§ **DATA IN THIS EXERCISE**
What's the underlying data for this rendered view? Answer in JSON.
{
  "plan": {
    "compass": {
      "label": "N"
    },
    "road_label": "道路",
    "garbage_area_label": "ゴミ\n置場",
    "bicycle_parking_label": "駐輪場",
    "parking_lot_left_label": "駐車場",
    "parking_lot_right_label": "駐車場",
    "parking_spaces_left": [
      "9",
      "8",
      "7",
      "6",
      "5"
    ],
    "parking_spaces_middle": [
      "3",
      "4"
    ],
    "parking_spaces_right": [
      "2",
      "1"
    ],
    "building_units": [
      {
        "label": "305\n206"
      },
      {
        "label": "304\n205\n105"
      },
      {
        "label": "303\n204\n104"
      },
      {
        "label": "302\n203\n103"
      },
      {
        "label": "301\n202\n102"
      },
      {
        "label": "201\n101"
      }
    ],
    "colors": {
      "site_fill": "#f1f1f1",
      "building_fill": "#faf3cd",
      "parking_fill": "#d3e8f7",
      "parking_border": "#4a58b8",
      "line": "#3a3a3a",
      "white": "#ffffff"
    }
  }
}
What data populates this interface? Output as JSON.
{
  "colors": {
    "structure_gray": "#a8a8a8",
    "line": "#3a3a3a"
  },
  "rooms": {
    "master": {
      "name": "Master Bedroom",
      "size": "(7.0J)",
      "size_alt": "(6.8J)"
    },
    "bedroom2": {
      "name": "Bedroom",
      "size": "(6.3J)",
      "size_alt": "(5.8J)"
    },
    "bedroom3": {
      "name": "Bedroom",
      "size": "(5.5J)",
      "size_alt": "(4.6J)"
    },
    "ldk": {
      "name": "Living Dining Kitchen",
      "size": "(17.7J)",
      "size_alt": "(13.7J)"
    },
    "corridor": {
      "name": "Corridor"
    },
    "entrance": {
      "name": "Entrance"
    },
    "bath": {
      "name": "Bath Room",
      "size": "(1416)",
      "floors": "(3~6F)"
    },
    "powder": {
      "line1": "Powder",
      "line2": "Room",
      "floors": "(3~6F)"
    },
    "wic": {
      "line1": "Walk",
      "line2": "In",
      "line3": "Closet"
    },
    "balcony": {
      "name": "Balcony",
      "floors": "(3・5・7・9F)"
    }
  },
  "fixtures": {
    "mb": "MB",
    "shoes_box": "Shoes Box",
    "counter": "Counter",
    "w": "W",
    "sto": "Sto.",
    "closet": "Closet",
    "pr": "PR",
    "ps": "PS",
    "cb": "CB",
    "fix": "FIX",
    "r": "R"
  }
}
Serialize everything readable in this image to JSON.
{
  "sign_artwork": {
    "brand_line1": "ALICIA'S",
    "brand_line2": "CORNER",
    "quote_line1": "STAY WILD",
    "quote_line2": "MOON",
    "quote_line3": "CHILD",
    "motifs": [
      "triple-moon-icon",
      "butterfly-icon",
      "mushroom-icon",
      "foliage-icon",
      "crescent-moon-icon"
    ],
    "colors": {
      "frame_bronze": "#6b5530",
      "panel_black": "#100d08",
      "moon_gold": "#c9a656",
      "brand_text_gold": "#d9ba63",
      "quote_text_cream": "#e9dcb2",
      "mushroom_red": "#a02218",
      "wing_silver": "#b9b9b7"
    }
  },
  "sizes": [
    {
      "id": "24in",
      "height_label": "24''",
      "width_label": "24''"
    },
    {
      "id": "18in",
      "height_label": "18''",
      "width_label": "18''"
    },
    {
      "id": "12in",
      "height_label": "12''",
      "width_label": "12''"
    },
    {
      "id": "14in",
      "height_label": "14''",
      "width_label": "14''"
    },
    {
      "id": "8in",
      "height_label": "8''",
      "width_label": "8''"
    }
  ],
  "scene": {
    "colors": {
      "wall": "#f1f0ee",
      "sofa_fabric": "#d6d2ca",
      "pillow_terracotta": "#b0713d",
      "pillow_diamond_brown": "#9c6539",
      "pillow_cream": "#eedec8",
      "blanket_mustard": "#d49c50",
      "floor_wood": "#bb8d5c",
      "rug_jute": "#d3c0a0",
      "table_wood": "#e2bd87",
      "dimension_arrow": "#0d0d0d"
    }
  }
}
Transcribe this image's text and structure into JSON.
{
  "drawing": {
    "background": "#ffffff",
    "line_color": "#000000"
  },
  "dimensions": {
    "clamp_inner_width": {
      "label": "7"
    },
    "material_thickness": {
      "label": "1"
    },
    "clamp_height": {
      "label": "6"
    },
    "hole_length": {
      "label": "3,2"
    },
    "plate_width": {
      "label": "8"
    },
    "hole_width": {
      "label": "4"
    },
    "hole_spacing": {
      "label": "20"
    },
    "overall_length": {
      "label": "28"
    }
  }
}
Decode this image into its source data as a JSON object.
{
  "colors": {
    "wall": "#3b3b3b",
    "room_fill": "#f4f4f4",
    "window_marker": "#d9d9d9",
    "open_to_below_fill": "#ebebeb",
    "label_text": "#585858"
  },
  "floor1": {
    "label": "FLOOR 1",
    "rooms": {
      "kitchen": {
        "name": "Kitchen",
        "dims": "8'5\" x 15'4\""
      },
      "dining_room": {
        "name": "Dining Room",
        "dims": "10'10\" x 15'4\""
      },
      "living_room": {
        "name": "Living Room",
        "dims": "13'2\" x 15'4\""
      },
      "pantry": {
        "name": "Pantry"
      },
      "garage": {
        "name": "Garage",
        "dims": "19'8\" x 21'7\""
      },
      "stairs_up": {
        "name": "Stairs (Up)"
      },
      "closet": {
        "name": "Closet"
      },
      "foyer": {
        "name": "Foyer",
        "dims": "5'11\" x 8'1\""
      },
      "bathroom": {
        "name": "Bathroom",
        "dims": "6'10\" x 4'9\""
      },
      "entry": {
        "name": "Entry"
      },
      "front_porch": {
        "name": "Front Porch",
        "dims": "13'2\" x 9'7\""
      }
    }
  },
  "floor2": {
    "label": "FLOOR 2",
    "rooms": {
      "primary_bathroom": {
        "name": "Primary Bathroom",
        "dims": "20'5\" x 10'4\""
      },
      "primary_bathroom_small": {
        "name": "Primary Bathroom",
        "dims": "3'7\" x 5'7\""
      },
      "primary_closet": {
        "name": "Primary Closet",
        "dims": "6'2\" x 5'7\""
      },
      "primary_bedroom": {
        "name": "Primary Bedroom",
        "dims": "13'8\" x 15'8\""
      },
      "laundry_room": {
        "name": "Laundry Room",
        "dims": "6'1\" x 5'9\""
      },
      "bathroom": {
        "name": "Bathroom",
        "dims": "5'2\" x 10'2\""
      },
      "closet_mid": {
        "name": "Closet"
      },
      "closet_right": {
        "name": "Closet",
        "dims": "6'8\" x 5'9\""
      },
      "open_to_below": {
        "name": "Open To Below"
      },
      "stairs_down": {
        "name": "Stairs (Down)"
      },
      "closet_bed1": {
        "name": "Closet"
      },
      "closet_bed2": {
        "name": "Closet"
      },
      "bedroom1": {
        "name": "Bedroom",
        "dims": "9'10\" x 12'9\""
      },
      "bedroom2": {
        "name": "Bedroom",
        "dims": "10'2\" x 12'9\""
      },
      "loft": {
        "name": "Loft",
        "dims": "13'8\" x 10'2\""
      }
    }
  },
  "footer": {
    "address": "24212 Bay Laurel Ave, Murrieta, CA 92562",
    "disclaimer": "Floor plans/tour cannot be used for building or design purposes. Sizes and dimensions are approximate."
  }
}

§ **AIM**
Copy all of the data exactly.

§ **SOLUTION**
What's the underlying data for this rendered view? Answer in JSON.
{
  "plan": {
    "compass": {
      "label": "N"
    },
    "road_label": "道路",
    "garbage_area_label": "ゴミ\n置場",
    "bicycle_parking_label": "駐輪場",
    "parking_lot_left_label": "駐車場",
    "parking_lot_right_label": "駐車場",
    "parking_spaces_left": [
      "9",
      "8",
      "7",
      "6",
      "5"
    ],
    "parking_spaces_middle": [
      "3",
      "4"
    ],
    "parking_spaces_right": [
      "2",
      "1"
    ],
    "building_units": [
      {
        "label": "305\n206"
      },
      {
        "label": "304\n205\n105"
      },
      {
        "label": "303\n204\n104"
      },
      {
        "label": "302\n203\n103"
      },
      {
        "label": "301\n202\n102"
      },
      {
        "label": "201\n101"
      }
    ],
    "colors": {
      "site_fill": "#f1f1f1",
      "building_fill": "#faf3cd",
      "parking_fill": "#d3e8f7",
      "parking_border": "#4a58b8",
      "line": "#3a3a3a",
      "white": "#ffffff"
    }
  }
}
What data populates this interface? Output as JSON.
{
  "colors": {
    "structure_gray": "#a8a8a8",
    "line": "#3a3a3a"
  },
  "rooms": {
    "master": {
      "name": "Master Bedroom",
      "size": "(7.0J)",
      "size_alt": "(6.8J)"
    },
    "bedroom2": {
      "name": "Bedroom",
      "size": "(6.3J)",
      "size_alt": "(5.8J)"
    },
    "bedroom3": {
      "name": "Bedroom",
      "size": "(5.5J)",
      "size_alt": "(4.6J)"
    },
    "ldk": {
      "name": "Living Dining Kitchen",
      "size": "(17.7J)",
      "size_alt": "(13.7J)"
    },
    "corridor": {
      "name": "Corridor"
    },
    "entrance": {
      "name": "Entrance"
    },
    "bath": {
      "name": "Bath Room",
      "size": "(1416)",
      "floors": "(3~6F)"
    },
    "powder": {
      "line1": "Powder",
      "line2": "Room",
      "floors": "(3~6F)"
    },
    "wic": {
      "line1": "Walk",
      "line2": "In",
      "line3": "Closet"
    },
    "balcony": {
      "name": "Balcony",
      "floors": "(3・5・7・9F)"
    }
  },
  "fixtures": {
    "mb": "MB",
    "shoes_box": "Shoes Box",
    "counter": "Counter",
    "w": "W",
    "sto": "Sto.",
    "closet": "Closet",
    "pr": "PR",
    "ps": "PS",
    "cb": "CB",
    "fix": "FIX",
    "r": "R"
  }
}
Serialize everything readable in this image to JSON.
{
  "sign_artwork": {
    "brand_line1": "ALICIA'S",
    "brand_line2": "CORNER",
    "quote_line1": "STAY WILD",
    "quote_line2": "MOON",
    "quote_line3": "CHILD",
    "motifs": [
      "triple-moon-icon",
      "butterfly-icon",
      "mushroom-icon",
      "foliage-icon",
      "crescent-moon-icon"
    ],
    "colors": {
      "frame_bronze": "#6b5530",
      "panel_black": "#100d08",
      "moon_gold": "#c9a656",
      "brand_text_gold": "#d9ba63",
      "quote_text_cream": "#e9dcb2",
      "mushroom_red": "#a02218",
      "wing_silver": "#b9b9b7"
    }
  },
  "sizes": [
    {
      "id": "24in",
      "height_label": "24''",
      "width_label": "24''"
    },
    {
      "id": "18in",
      "height_label": "18''",
      "width_label": "18''"
    },
    {
      "id": "12in",
      "height_label": "12''",
      "width_label": "12''"
    },
    {
      "id": "14in",
      "height_label": "14''",
      "width_label": "14''"
    },
    {
      "id": "8in",
      "height_label": "8''",
      "width_label": "8''"
    }
  ],
  "scene": {
    "colors": {
      "wall": "#f1f0ee",
      "sofa_fabric": "#d6d2ca",
      "pillow_terracotta": "#b0713d",
      "pillow_diamond_brown": "#9c6539",
      "pillow_cream": "#eedec8",
      "blanket_mustard": "#d49c50",
      "floor_wood": "#bb8d5c",
      "rug_jute": "#d3c0a0",
      "table_wood": "#e2bd87",
      "dimension_arrow": "#0d0d0d"
    }
  }
}
Transcribe this image's text and structure into JSON.
{
  "drawing": {
    "background": "#ffffff",
    "line_color": "#000000"
  },
  "dimensions": {
    "clamp_inner_width": {
      "label": "7"
    },
    "material_thickness": {
      "label": "1"
    },
    "clamp_height": {
      "label": "6"
    },
    "hole_length": {
      "label": "3,2"
    },
    "plate_width": {
      "label": "8"
    },
    "hole_width": {
      "label": "4"
    },
    "hole_spacing": {
      "label": "20"
    },
    "overall_length": {
      "label": "28"
    }
  }
}
Decode this image into its source data as a JSON object.
{
  "colors": {
    "wall": "#3b3b3b",
    "room_fill": "#f4f4f4",
    "window_marker": "#d9d9d9",
    "open_to_below_fill": "#ebebeb",
    "label_text": "#585858"
  },
  "floor1": {
    "label": "FLOOR 1",
    "rooms": {
      "kitchen": {
        "name": "Kitchen",
        "dims": "8'5\" x 15'4\""
      },
      "dining_room": {
        "name": "Dining Room",
        "dims": "10'10\" x 15'4\""
      },
      "living_room": {
        "name": "Living Room",
        "dims": "13'2\" x 15'4\""
      },
      "pantry": {
        "name": "Pantry"
      },
      "garage": {
        "name": "Garage",
        "dims": "19'8\" x 21'7\""
      },
      "stairs_up": {
        "name": "Stairs (Up)"
      },
      "closet": {
        "name": "Closet"
      },
      "foyer": {
        "name": "Foyer",
        "dims": "5'11\" x 8'1\""
      },
      "bathroom": {
        "name": "Bathroom",
        "dims": "6'10\" x 4'9\""
      },
      "entry": {
        "name": "Entry"
      },
      "front_porch": {
        "name": "Front Porch",
        "dims": "13'2\" x 9'7\""
      }
    }
  },
  "floor2": {
    "label": "FLOOR 2",
    "rooms": {
      "primary_bathroom": {
        "name": "Primary Bathroom",
        "dims": "20'5\" x 10'4\""
      },
      "primary_bathroom_small": {
        "name": "Primary Bathroom",
        "dims": "3'7\" x 5'7\""
      },
      "primary_closet": {
        "name": "Primary Closet",
        "dims": "6'2\" x 5'7\""
      },
      "primary_bedroom": {
        "name": "Primary Bedroom",
        "dims": "13'8\" x 15'8\""
      },
      "laundry_room": {
        "name": "Laundry Room",
        "dims": "6'1\" x 5'9\""
      },
      "bathroom": {
        "name": "Bathroom",
        "dims": "5'2\" x 10'2\""
      },
      "closet_mid": {
        "name": "Closet"
      },
      "closet_right": {
        "name": "Closet",
        "dims": "6'8\" x 5'9\""
      },
      "open_to_below": {
        "name": "Open To Below"
      },
      "stairs_down": {
        "name": "Stairs (Down)"
      },
      "closet_bed1": {
        "name": "Closet"
      },
      "closet_bed2": {
        "name": "Closet"
      },
      "bedroom1": {
        "name": "Bedroom",
        "dims": "9'10\" x 12'9\""
      },
      "bedroom2": {
        "name": "Bedroom",
        "dims": "10'2\" x 12'9\""
      },
      "loft": {
        "name": "Loft",
        "dims": "13'8\" x 10'2\""
      }
    }
  },
  "footer": {
    "address": "24212 Bay Laurel Ave, Murrieta, CA 92562",
    "disclaimer": "Floor plans/tour cannot be used for building or design purposes. Sizes and dimensions are approximate."
  }
}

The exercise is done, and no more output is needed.